* begin Task input *
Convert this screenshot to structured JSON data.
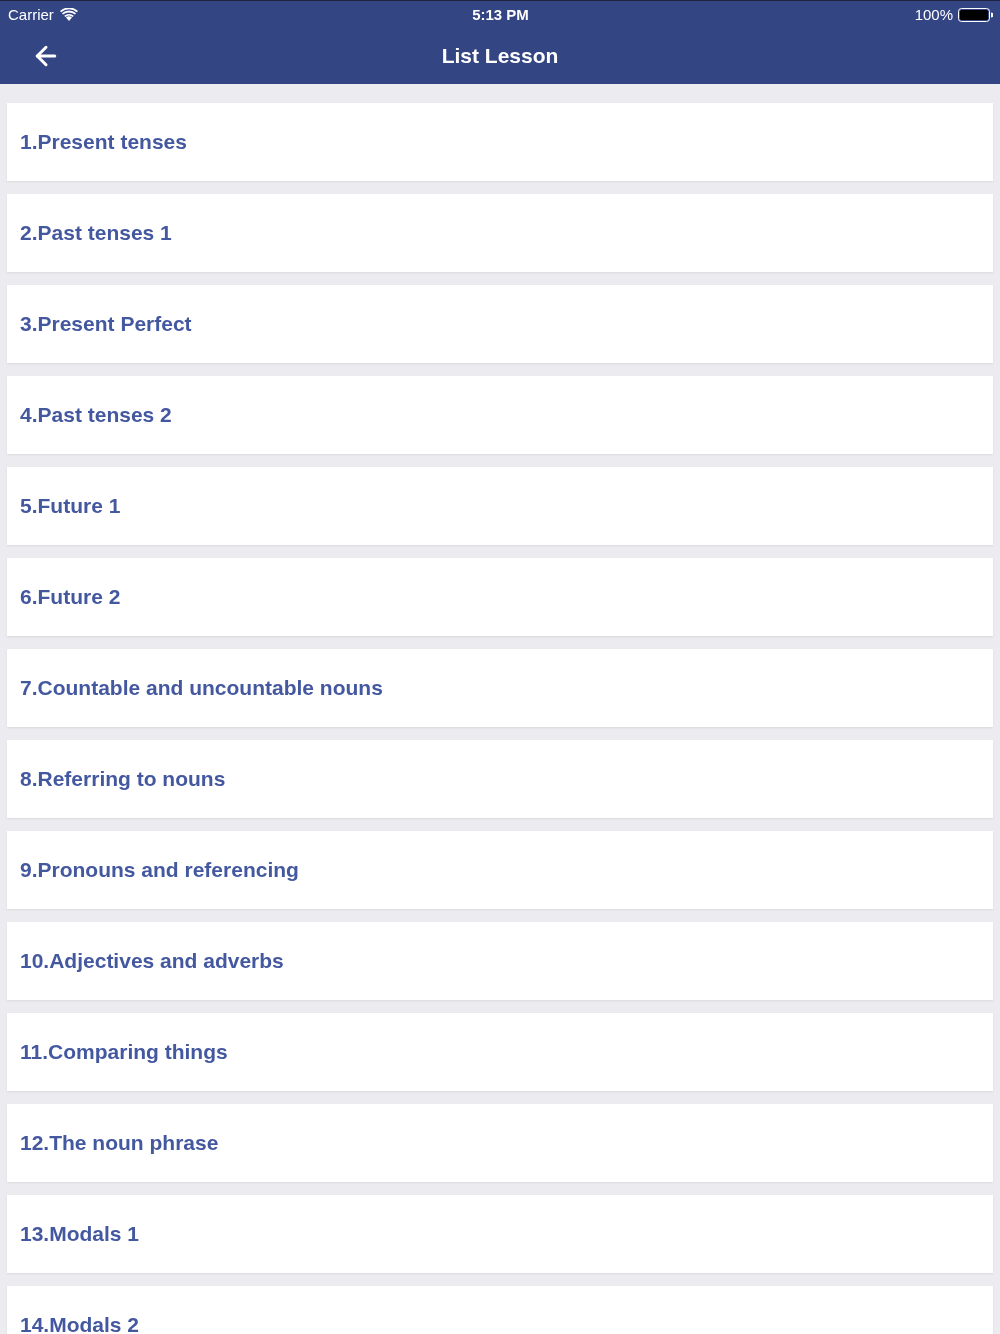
{
  "status_bar": {
    "carrier": "Carrier",
    "time": "5:13 PM",
    "battery": "100%"
  },
  "nav_bar": {
    "title": "List Lesson"
  },
  "lessons": [
    "1.Present tenses",
    "2.Past tenses 1",
    "3.Present Perfect",
    "4.Past tenses 2",
    "5.Future 1",
    "6.Future 2",
    "7.Countable and uncountable nouns",
    "8.Referring to nouns",
    "9.Pronouns and referencing",
    "10.Adjectives and adverbs",
    "11.Comparing things",
    "12.The noun phrase",
    "13.Modals 1",
    "14.Modals 2"
  ]
}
* end Task input *
Locate the lines above that contain "tenses" and copy them.

    "1.Present tenses",
    "2.Past tenses 1",
    "4.Past tenses 2",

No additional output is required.